▸ Data to process
==*==

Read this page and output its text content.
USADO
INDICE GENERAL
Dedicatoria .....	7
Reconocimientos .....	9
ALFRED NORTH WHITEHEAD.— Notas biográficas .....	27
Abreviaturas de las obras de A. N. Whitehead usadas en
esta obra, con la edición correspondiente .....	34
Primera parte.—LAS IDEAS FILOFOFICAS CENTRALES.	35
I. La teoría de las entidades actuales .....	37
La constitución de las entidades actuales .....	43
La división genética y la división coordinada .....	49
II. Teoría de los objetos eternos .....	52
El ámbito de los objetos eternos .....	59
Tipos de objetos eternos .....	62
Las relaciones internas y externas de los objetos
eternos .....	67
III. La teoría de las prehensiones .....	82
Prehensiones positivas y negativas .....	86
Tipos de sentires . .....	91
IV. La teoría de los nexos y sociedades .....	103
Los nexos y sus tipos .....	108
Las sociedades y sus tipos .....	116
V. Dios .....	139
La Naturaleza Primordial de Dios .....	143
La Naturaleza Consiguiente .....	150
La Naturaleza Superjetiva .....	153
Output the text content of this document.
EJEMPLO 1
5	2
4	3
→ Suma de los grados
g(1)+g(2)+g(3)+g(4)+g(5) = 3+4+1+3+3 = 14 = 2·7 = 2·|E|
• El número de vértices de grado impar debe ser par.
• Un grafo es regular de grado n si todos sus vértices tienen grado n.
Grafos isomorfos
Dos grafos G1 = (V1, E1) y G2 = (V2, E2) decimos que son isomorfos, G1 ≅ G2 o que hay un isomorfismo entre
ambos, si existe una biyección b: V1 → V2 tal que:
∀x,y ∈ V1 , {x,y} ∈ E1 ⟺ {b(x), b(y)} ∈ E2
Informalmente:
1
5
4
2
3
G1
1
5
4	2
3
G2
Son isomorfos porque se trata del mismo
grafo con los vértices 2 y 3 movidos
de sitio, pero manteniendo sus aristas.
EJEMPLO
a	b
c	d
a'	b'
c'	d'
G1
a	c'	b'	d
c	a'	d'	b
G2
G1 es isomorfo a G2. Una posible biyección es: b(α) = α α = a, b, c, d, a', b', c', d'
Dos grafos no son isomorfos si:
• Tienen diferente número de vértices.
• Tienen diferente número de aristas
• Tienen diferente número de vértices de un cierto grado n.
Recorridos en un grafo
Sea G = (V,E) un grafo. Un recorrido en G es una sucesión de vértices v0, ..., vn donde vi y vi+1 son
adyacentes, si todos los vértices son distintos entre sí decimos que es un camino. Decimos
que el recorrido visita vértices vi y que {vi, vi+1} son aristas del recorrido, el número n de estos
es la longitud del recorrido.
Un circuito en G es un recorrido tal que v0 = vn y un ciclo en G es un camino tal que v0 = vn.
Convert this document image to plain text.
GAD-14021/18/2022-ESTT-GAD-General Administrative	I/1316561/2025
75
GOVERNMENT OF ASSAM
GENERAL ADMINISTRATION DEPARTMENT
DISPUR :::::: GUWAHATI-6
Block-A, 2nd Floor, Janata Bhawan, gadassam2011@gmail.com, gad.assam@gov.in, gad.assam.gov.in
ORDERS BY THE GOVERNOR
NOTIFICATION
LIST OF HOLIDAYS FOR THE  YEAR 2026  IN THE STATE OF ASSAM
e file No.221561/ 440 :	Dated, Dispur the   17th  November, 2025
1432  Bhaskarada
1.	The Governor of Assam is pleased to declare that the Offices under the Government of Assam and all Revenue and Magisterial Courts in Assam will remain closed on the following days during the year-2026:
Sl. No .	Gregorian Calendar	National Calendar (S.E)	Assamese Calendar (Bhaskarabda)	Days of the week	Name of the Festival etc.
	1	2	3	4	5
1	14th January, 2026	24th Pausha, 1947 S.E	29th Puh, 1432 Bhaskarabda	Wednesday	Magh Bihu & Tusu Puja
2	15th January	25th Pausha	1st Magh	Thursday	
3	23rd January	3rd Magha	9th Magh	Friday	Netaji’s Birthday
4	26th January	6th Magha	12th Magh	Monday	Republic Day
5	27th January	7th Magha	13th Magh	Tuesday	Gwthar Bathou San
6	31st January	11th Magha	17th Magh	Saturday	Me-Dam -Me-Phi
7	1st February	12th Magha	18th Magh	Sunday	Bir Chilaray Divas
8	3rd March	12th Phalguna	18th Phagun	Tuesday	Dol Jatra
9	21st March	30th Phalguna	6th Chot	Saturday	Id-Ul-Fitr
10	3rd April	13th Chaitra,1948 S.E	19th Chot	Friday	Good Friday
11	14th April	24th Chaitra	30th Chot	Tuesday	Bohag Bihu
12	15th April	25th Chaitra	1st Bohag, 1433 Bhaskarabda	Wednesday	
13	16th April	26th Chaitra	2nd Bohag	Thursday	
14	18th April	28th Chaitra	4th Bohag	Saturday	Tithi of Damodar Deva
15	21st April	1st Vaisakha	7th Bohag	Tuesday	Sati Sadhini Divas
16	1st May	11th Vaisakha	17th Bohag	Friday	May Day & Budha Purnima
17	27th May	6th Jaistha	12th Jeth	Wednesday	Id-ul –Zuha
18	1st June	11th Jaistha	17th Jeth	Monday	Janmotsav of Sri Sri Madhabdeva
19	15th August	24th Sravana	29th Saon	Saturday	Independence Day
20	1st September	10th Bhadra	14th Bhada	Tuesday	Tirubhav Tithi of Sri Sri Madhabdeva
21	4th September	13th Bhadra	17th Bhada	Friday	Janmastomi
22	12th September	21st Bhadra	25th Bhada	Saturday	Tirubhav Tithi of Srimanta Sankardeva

==*==

▸ Direction
Repeat each of the entries above precisely as given.

▸ Output for this task
Read this page and output its text content.
USADO
INDICE GENERAL
Dedicatoria .....	7
Reconocimientos .....	9
ALFRED NORTH WHITEHEAD.— Notas biográficas .....	27
Abreviaturas de las obras de A. N. Whitehead usadas en
esta obra, con la edición correspondiente .....	34
Primera parte.—LAS IDEAS FILOFOFICAS CENTRALES.	35
I. La teoría de las entidades actuales .....	37
La constitución de las entidades actuales .....	43
La división genética y la división coordinada .....	49
II. Teoría de los objetos eternos .....	52
El ámbito de los objetos eternos .....	59
Tipos de objetos eternos .....	62
Las relaciones internas y externas de los objetos
eternos .....	67
III. La teoría de las prehensiones .....	82
Prehensiones positivas y negativas .....	86
Tipos de sentires . .....	91
IV. La teoría de los nexos y sociedades .....	103
Los nexos y sus tipos .....	108
Las sociedades y sus tipos .....	116
V. Dios .....	139
La Naturaleza Primordial de Dios .....	143
La Naturaleza Consiguiente .....	150
La Naturaleza Superjetiva .....	153
Output the text content of this document.
EJEMPLO 1
5	2
4	3
→ Suma de los grados
g(1)+g(2)+g(3)+g(4)+g(5) = 3+4+1+3+3 = 14 = 2·7 = 2·|E|
• El número de vértices de grado impar debe ser par.
• Un grafo es regular de grado n si todos sus vértices tienen grado n.
Grafos isomorfos
Dos grafos G1 = (V1, E1) y G2 = (V2, E2) decimos que son isomorfos, G1 ≅ G2 o que hay un isomorfismo entre
ambos, si existe una biyección b: V1 → V2 tal que:
∀x,y ∈ V1 , {x,y} ∈ E1 ⟺ {b(x), b(y)} ∈ E2
Informalmente:
1
5
4
2
3
G1
1
5
4	2
3
G2
Son isomorfos porque se trata del mismo
grafo con los vértices 2 y 3 movidos
de sitio, pero manteniendo sus aristas.
EJEMPLO
a	b
c	d
a'	b'
c'	d'
G1
a	c'	b'	d
c	a'	d'	b
G2
G1 es isomorfo a G2. Una posible biyección es: b(α) = α α = a, b, c, d, a', b', c', d'
Dos grafos no son isomorfos si:
• Tienen diferente número de vértices.
• Tienen diferente número de aristas
• Tienen diferente número de vértices de un cierto grado n.
Recorridos en un grafo
Sea G = (V,E) un grafo. Un recorrido en G es una sucesión de vértices v0, ..., vn donde vi y vi+1 son
adyacentes, si todos los vértices son distintos entre sí decimos que es un camino. Decimos
que el recorrido visita vértices vi y que {vi, vi+1} son aristas del recorrido, el número n de estos
es la longitud del recorrido.
Un circuito en G es un recorrido tal que v0 = vn y un ciclo en G es un camino tal que v0 = vn.
Convert this document image to plain text.
GAD-14021/18/2022-ESTT-GAD-General Administrative	I/1316561/2025
75
GOVERNMENT OF ASSAM
GENERAL ADMINISTRATION DEPARTMENT
DISPUR :::::: GUWAHATI-6
Block-A, 2nd Floor, Janata Bhawan, gadassam2011@gmail.com, gad.assam@gov.in, gad.assam.gov.in
ORDERS BY THE GOVERNOR
NOTIFICATION
LIST OF HOLIDAYS FOR THE  YEAR 2026  IN THE STATE OF ASSAM
e file No.221561/ 440 :	Dated, Dispur the   17th  November, 2025
1432  Bhaskarada
1.	The Governor of Assam is pleased to declare that the Offices under the Government of Assam and all Revenue and Magisterial Courts in Assam will remain closed on the following days during the year-2026:
Sl. No .	Gregorian Calendar	National Calendar (S.E)	Assamese Calendar (Bhaskarabda)	Days of the week	Name of the Festival etc.
	1	2	3	4	5
1	14th January, 2026	24th Pausha, 1947 S.E	29th Puh, 1432 Bhaskarabda	Wednesday	Magh Bihu & Tusu Puja
2	15th January	25th Pausha	1st Magh	Thursday	
3	23rd January	3rd Magha	9th Magh	Friday	Netaji’s Birthday
4	26th January	6th Magha	12th Magh	Monday	Republic Day
5	27th January	7th Magha	13th Magh	Tuesday	Gwthar Bathou San
6	31st January	11th Magha	17th Magh	Saturday	Me-Dam -Me-Phi
7	1st February	12th Magha	18th Magh	Sunday	Bir Chilaray Divas
8	3rd March	12th Phalguna	18th Phagun	Tuesday	Dol Jatra
9	21st March	30th Phalguna	6th Chot	Saturday	Id-Ul-Fitr
10	3rd April	13th Chaitra,1948 S.E	19th Chot	Friday	Good Friday
11	14th April	24th Chaitra	30th Chot	Tuesday	Bohag Bihu
12	15th April	25th Chaitra	1st Bohag, 1433 Bhaskarabda	Wednesday	
13	16th April	26th Chaitra	2nd Bohag	Thursday	
14	18th April	28th Chaitra	4th Bohag	Saturday	Tithi of Damodar Deva
15	21st April	1st Vaisakha	7th Bohag	Tuesday	Sati Sadhini Divas
16	1st May	11th Vaisakha	17th Bohag	Friday	May Day & Budha Purnima
17	27th May	6th Jaistha	12th Jeth	Wednesday	Id-ul –Zuha
18	1st June	11th Jaistha	17th Jeth	Monday	Janmotsav of Sri Sri Madhabdeva
19	15th August	24th Sravana	29th Saon	Saturday	Independence Day
20	1st September	10th Bhadra	14th Bhada	Tuesday	Tirubhav Tithi of Sri Sri Madhabdeva
21	4th September	13th Bhadra	17th Bhada	Friday	Janmastomi
22	12th September	21st Bhadra	25th Bhada	Saturday	Tirubhav Tithi of Srimanta Sankardeva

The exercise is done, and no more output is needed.